Locate every line in the entries below that contains the word "pump" and copy each of those lines.

Saved data entries
## start
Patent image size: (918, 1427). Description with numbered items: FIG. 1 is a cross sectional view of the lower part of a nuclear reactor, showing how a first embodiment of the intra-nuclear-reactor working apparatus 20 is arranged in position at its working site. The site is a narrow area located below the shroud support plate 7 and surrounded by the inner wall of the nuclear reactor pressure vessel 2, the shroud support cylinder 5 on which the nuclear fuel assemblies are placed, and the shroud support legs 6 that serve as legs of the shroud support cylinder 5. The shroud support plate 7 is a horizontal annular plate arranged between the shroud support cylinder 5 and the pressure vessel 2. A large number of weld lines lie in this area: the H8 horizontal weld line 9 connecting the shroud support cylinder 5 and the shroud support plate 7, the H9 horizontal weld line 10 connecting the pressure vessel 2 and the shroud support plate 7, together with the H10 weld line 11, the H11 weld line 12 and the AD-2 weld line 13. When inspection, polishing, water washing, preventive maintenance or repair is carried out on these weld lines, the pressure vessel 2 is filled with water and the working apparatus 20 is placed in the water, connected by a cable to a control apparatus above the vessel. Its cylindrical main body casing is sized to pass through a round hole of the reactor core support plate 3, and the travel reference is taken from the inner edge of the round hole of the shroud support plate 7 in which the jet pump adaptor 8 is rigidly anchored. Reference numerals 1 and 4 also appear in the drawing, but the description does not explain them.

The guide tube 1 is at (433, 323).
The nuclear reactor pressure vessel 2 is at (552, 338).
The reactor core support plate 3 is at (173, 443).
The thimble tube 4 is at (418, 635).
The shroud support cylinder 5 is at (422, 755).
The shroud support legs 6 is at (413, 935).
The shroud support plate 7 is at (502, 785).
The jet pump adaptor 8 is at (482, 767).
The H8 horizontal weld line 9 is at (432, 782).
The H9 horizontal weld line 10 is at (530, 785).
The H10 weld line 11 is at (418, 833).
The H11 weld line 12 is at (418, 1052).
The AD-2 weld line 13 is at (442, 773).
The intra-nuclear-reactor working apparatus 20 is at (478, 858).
## end
◆ **THE REPLY**
Patent image size: (918, 1427). Description with numbered items: FIG. 1 is a cross sectional view of the lower part of a nuclear reactor, showing how a first embodiment of the intra-nuclear-reactor working apparatus 20 is arranged in position at its working site. The site is a narrow area located below the shroud support plate 7 and surrounded by the inner wall of the nuclear reactor pressure vessel 2, the shroud support cylinder 5 on which the nuclear fuel assemblies are placed, and the shroud support legs 6 that serve as legs of the shroud support cylinder 5. The shroud support plate 7 is a horizontal annular plate arranged between the shroud support cylinder 5 and the pressure vessel 2. A large number of weld lines lie in this area: the H8 horizontal weld line 9 connecting the shroud support cylinder 5 and the shroud support plate 7, the H9 horizontal weld line 10 connecting the pressure vessel 2 and the shroud support plate 7, together with the H10 weld line 11, the H11 weld line 12 and the AD-2 weld line 13. When inspection, polishing, water washing, preventive maintenance or repair is carried out on these weld lines, the pressure vessel 2 is filled with water and the working apparatus 20 is placed in the water, connected by a cable to a control apparatus above the vessel. Its cylindrical main body casing is sized to pass through a round hole of the reactor core support plate 3, and the travel reference is taken from the inner edge of the round hole of the shroud support plate 7 in which the jet pump adaptor 8 is rigidly anchored. Reference numerals 1 and 4 also appear in the drawing, but the description does not explain them.
The jet pump adaptor 8 is at (482, 767).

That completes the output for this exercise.